>> start TASK INPUTS

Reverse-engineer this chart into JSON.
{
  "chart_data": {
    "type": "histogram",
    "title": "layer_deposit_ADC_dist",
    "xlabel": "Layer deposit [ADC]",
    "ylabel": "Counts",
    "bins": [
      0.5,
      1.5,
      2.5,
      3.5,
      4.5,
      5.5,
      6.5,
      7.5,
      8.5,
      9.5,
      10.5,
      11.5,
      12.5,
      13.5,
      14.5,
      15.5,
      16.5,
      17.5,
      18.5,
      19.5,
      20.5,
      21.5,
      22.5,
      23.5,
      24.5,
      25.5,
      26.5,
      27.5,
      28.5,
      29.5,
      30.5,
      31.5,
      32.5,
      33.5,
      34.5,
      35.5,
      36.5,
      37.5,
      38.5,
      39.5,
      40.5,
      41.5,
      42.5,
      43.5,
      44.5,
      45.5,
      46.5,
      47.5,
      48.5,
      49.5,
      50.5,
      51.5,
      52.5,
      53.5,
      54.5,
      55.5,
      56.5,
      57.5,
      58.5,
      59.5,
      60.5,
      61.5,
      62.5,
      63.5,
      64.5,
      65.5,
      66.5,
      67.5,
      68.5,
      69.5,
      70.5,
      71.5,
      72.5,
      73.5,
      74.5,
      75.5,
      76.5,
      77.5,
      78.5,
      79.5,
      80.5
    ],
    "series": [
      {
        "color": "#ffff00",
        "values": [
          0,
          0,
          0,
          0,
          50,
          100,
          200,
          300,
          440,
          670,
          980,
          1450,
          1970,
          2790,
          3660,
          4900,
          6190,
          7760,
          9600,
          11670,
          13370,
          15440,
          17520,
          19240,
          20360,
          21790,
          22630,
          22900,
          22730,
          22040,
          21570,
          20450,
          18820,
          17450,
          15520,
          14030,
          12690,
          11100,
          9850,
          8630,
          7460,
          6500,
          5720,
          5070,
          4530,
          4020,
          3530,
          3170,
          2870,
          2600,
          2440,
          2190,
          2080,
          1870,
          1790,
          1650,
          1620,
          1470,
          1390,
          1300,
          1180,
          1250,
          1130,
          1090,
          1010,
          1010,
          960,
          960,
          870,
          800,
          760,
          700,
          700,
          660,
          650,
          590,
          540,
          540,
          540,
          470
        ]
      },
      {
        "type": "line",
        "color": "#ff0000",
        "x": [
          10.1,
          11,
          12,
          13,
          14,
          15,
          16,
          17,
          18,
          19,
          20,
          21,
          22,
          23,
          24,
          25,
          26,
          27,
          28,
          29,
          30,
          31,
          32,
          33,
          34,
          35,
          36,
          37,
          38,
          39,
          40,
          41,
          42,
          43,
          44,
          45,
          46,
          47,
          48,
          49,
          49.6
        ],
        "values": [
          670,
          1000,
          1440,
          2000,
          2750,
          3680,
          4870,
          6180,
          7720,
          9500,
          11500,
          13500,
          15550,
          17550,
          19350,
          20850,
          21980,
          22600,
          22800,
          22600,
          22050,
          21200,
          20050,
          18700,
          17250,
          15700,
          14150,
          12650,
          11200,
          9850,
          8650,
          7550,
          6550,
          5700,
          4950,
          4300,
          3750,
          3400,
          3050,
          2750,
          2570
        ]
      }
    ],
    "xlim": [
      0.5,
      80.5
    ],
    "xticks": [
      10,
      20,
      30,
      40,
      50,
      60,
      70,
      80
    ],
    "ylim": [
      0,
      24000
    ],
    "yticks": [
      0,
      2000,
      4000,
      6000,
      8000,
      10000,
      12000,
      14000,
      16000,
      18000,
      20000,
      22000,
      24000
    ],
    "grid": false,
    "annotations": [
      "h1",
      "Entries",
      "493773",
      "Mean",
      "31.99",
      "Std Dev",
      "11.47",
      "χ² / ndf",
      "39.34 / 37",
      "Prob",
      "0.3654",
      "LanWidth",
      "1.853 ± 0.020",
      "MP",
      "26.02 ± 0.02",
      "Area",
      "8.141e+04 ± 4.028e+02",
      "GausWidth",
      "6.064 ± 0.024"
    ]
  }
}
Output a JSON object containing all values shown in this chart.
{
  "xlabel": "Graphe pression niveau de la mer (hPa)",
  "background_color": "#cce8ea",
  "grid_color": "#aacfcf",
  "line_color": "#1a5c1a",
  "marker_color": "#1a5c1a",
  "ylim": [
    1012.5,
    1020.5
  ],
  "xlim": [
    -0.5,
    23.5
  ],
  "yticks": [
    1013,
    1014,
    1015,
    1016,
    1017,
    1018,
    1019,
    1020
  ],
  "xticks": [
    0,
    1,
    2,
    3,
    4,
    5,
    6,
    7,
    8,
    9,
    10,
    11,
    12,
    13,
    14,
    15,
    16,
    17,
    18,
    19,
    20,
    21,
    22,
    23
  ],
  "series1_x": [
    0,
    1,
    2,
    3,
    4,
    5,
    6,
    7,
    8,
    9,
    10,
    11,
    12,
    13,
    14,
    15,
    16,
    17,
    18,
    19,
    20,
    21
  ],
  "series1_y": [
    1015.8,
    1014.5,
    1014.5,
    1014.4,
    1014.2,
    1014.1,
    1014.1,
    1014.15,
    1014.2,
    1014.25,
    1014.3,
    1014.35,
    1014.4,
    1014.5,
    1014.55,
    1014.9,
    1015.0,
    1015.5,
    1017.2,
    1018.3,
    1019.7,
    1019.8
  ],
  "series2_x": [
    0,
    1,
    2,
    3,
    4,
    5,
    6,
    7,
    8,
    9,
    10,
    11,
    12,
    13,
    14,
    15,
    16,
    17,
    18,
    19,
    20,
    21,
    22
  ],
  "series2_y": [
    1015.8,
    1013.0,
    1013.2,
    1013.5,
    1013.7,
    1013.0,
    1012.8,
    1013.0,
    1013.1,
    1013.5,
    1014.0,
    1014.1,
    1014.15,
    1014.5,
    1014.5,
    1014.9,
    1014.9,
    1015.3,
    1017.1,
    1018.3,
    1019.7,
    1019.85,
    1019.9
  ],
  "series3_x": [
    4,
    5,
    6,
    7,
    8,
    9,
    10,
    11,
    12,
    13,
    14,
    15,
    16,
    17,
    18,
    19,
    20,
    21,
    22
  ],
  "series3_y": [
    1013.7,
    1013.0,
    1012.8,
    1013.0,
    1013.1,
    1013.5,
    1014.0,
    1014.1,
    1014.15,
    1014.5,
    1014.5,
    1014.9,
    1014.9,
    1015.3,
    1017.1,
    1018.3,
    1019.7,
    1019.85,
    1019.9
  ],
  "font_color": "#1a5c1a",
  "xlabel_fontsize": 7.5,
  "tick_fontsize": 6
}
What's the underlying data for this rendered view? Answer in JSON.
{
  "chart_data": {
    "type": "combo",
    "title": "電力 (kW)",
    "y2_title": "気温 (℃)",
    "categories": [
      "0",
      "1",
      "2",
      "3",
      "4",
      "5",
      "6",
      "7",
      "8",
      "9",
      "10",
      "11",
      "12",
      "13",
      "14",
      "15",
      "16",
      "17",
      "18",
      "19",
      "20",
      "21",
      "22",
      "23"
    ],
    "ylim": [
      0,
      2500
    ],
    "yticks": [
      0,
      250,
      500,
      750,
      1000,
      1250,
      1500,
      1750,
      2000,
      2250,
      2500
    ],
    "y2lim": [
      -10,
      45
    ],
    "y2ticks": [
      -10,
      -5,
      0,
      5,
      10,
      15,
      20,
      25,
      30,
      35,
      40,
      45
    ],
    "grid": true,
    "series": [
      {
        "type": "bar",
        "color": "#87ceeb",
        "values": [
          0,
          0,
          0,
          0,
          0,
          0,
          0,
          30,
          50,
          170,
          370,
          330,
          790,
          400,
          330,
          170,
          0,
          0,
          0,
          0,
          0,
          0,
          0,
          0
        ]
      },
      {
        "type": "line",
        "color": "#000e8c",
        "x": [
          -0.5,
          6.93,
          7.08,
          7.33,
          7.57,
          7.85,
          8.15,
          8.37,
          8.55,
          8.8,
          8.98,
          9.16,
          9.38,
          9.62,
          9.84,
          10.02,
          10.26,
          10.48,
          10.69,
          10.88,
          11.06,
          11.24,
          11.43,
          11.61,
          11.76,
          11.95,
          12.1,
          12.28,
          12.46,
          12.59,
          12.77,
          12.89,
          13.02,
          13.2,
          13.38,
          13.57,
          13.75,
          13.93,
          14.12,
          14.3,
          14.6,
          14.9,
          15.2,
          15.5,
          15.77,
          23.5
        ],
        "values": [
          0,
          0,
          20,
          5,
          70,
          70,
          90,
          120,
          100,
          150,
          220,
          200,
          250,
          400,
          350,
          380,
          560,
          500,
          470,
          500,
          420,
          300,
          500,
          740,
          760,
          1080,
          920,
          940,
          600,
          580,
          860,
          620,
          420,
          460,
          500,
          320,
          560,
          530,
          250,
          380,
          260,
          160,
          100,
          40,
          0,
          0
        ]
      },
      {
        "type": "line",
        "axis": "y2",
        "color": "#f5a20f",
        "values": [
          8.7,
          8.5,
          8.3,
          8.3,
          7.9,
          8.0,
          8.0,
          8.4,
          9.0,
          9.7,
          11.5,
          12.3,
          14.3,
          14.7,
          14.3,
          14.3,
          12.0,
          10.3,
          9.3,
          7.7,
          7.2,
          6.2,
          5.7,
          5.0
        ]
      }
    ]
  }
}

>> end TASK INPUTS

*DIRECTION:*
Your answer should be a single number: the count of lines in the listing that contain the word "this".

*EXERCISE SOLUTION:*
3